* Task instructions: Return each line containing the string "SHRK".

(Collected data)
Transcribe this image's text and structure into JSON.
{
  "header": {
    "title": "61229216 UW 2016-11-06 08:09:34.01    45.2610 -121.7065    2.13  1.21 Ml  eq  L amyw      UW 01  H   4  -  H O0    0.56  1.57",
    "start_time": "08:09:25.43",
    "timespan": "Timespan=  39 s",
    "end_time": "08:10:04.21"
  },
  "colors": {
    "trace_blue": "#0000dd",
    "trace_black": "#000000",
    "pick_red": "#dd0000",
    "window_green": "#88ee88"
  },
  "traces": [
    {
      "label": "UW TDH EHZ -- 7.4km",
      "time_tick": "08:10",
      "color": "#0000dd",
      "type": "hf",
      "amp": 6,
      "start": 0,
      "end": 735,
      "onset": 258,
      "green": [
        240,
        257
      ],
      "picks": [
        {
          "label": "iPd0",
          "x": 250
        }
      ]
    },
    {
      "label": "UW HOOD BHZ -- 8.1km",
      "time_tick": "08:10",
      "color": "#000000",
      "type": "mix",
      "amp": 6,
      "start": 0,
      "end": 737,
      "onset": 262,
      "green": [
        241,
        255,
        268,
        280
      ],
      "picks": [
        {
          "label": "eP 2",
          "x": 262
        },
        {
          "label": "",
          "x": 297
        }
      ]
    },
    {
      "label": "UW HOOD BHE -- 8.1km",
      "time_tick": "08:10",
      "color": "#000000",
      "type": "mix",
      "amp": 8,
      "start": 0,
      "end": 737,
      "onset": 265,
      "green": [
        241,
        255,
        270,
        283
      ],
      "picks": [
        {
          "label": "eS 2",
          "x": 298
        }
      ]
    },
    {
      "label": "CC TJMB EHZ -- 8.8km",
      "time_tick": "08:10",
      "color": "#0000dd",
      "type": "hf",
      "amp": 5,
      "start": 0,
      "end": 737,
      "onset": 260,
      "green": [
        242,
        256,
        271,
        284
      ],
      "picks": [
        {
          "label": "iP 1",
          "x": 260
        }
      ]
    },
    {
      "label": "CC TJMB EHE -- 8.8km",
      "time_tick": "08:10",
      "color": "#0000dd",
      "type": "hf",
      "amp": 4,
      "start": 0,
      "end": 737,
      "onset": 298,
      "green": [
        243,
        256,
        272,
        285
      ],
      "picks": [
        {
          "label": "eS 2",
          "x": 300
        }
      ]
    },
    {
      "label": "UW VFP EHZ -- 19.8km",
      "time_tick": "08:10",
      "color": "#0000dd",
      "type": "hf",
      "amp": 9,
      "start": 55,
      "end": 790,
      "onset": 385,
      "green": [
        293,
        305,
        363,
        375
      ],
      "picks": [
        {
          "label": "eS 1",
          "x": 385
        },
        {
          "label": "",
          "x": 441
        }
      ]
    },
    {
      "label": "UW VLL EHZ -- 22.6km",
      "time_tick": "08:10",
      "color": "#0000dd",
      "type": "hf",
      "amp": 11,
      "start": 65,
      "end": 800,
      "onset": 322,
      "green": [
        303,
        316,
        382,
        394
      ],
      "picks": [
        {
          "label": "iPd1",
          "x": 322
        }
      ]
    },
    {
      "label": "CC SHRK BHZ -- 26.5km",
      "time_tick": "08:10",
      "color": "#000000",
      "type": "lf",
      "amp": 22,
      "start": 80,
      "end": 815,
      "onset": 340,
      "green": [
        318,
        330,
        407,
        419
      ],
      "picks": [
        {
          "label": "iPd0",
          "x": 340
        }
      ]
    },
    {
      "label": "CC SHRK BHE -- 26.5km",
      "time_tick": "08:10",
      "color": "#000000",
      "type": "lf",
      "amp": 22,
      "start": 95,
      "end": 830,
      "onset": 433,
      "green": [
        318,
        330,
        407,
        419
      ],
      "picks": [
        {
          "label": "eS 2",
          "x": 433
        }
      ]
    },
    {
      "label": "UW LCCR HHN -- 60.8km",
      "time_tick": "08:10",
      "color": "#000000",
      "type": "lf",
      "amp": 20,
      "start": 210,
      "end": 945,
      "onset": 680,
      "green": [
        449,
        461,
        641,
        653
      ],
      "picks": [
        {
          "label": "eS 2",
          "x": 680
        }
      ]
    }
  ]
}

* The reply:
      "label": "CC SHRK BHZ -- 26.5km",
      "label": "CC SHRK BHE -- 26.5km",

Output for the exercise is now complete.